* _Task goal_
Work through the data line by line, gathering every line that has the word "count".

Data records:
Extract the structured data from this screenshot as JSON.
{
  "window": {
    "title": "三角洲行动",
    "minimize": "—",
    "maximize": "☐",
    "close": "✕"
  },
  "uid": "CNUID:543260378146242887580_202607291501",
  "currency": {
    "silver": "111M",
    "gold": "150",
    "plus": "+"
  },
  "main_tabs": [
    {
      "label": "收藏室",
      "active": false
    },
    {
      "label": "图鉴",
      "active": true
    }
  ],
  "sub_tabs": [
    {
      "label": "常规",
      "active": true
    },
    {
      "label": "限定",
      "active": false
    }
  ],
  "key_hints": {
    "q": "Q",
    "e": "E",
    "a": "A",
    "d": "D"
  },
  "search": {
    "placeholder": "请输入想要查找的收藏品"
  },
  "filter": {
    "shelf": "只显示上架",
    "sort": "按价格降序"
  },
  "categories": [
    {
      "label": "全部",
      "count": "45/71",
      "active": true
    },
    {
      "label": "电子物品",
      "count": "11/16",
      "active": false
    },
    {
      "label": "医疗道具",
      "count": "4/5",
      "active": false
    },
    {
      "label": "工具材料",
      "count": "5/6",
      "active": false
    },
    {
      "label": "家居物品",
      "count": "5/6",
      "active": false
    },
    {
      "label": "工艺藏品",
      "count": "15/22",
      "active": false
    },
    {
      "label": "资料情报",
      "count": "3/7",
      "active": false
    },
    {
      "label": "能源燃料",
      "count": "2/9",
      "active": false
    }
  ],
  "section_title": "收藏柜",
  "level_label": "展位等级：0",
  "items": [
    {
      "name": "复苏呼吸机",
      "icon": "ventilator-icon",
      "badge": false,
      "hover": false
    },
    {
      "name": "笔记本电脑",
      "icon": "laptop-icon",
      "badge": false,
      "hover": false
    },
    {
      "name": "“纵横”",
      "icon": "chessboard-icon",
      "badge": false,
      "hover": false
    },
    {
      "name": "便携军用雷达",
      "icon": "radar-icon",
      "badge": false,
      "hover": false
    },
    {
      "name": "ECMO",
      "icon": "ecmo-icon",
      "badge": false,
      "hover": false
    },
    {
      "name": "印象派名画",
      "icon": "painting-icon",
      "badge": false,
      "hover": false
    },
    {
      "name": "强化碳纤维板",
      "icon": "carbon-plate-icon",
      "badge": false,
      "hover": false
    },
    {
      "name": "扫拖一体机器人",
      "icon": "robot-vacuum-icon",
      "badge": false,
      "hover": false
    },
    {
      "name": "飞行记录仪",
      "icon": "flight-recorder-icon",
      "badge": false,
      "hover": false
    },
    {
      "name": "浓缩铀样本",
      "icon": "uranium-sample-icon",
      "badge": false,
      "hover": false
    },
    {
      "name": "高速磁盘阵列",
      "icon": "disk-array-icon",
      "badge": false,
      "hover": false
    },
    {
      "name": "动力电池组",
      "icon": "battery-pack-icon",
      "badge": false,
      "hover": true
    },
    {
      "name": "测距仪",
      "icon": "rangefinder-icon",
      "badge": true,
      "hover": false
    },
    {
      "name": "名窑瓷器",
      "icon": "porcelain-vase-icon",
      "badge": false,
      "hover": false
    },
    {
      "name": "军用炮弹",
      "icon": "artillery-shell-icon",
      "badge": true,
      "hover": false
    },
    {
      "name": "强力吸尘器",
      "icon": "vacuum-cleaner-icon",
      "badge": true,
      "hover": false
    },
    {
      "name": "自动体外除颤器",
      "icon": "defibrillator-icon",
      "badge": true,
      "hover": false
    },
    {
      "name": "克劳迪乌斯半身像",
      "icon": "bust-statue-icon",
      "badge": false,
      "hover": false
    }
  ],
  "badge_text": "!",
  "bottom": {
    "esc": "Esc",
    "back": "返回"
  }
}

* _Written solution_
      "count": "45/71",
      "count": "11/16",
      "count": "4/5",
      "count": "5/6",
      "count": "5/6",
      "count": "15/22",
      "count": "3/7",
      "count": "2/9",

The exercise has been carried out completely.